§ **Description of the task**: Extract all of the data and reproduce it precisely.

§ **Extracted information**:
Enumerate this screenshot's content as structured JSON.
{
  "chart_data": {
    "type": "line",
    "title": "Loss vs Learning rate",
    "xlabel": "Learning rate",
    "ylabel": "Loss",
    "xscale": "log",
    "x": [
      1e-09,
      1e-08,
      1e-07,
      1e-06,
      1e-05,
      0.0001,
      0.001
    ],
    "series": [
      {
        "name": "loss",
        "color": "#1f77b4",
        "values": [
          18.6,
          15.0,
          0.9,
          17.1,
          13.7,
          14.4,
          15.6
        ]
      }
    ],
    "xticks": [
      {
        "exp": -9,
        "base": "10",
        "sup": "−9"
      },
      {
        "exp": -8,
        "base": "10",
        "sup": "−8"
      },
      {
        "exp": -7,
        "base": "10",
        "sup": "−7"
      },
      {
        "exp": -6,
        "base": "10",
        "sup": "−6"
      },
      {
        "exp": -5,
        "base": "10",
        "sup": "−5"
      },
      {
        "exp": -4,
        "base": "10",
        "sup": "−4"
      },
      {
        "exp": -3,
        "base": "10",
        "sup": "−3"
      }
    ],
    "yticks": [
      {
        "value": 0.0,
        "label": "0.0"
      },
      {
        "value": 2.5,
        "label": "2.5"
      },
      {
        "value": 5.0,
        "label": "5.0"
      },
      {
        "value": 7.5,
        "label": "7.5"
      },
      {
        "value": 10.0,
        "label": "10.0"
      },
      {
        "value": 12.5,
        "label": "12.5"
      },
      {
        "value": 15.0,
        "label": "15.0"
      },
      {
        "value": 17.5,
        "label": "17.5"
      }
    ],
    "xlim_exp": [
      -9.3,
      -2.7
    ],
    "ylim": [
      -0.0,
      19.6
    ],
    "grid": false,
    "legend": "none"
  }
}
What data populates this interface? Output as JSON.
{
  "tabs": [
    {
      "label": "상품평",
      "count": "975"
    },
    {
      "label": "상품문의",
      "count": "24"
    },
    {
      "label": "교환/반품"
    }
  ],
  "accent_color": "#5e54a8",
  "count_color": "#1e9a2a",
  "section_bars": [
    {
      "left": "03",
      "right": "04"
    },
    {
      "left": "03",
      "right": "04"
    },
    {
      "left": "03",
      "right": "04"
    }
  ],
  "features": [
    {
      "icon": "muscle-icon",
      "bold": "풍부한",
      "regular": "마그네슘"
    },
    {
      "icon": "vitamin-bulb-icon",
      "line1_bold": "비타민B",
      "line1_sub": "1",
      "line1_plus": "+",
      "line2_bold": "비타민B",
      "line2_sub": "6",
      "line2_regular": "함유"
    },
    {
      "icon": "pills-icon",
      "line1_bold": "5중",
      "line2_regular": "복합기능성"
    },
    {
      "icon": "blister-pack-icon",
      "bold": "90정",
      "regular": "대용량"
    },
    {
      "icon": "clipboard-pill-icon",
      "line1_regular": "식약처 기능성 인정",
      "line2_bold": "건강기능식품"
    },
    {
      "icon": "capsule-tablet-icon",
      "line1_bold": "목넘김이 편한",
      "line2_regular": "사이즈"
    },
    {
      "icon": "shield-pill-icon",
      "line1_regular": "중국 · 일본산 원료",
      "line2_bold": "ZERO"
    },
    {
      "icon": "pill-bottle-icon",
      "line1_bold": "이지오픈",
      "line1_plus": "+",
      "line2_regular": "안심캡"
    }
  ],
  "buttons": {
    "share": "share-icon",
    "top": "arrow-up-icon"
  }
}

§ **Written solution**:
Enumerate this screenshot's content as structured JSON.
{
  "chart_data": {
    "type": "line",
    "title": "Loss vs Learning rate",
    "xlabel": "Learning rate",
    "ylabel": "Loss",
    "xscale": "log",
    "x": [
      1e-09,
      1e-08,
      1e-07,
      1e-06,
      1e-05,
      0.0001,
      0.001
    ],
    "series": [
      {
        "name": "loss",
        "color": "#1f77b4",
        "values": [
          18.6,
          15.0,
          0.9,
          17.1,
          13.7,
          14.4,
          15.6
        ]
      }
    ],
    "xticks": [
      {
        "exp": -9,
        "base": "10",
        "sup": "−9"
      },
      {
        "exp": -8,
        "base": "10",
        "sup": "−8"
      },
      {
        "exp": -7,
        "base": "10",
        "sup": "−7"
      },
      {
        "exp": -6,
        "base": "10",
        "sup": "−6"
      },
      {
        "exp": -5,
        "base": "10",
        "sup": "−5"
      },
      {
        "exp": -4,
        "base": "10",
        "sup": "−4"
      },
      {
        "exp": -3,
        "base": "10",
        "sup": "−3"
      }
    ],
    "yticks": [
      {
        "value": 0.0,
        "label": "0.0"
      },
      {
        "value": 2.5,
        "label": "2.5"
      },
      {
        "value": 5.0,
        "label": "5.0"
      },
      {
        "value": 7.5,
        "label": "7.5"
      },
      {
        "value": 10.0,
        "label": "10.0"
      },
      {
        "value": 12.5,
        "label": "12.5"
      },
      {
        "value": 15.0,
        "label": "15.0"
      },
      {
        "value": 17.5,
        "label": "17.5"
      }
    ],
    "xlim_exp": [
      -9.3,
      -2.7
    ],
    "ylim": [
      -0.0,
      19.6
    ],
    "grid": false,
    "legend": "none"
  }
}
What data populates this interface? Output as JSON.
{
  "tabs": [
    {
      "label": "상품평",
      "count": "975"
    },
    {
      "label": "상품문의",
      "count": "24"
    },
    {
      "label": "교환/반품"
    }
  ],
  "accent_color": "#5e54a8",
  "count_color": "#1e9a2a",
  "section_bars": [
    {
      "left": "03",
      "right": "04"
    },
    {
      "left": "03",
      "right": "04"
    },
    {
      "left": "03",
      "right": "04"
    }
  ],
  "features": [
    {
      "icon": "muscle-icon",
      "bold": "풍부한",
      "regular": "마그네슘"
    },
    {
      "icon": "vitamin-bulb-icon",
      "line1_bold": "비타민B",
      "line1_sub": "1",
      "line1_plus": "+",
      "line2_bold": "비타민B",
      "line2_sub": "6",
      "line2_regular": "함유"
    },
    {
      "icon": "pills-icon",
      "line1_bold": "5중",
      "line2_regular": "복합기능성"
    },
    {
      "icon": "blister-pack-icon",
      "bold": "90정",
      "regular": "대용량"
    },
    {
      "icon": "clipboard-pill-icon",
      "line1_regular": "식약처 기능성 인정",
      "line2_bold": "건강기능식품"
    },
    {
      "icon": "capsule-tablet-icon",
      "line1_bold": "목넘김이 편한",
      "line2_regular": "사이즈"
    },
    {
      "icon": "shield-pill-icon",
      "line1_regular": "중국 · 일본산 원료",
      "line2_bold": "ZERO"
    },
    {
      "icon": "pill-bottle-icon",
      "line1_bold": "이지오픈",
      "line1_plus": "+",
      "line2_regular": "안심캡"
    }
  ],
  "buttons": {
    "share": "share-icon",
    "top": "arrow-up-icon"
  }
}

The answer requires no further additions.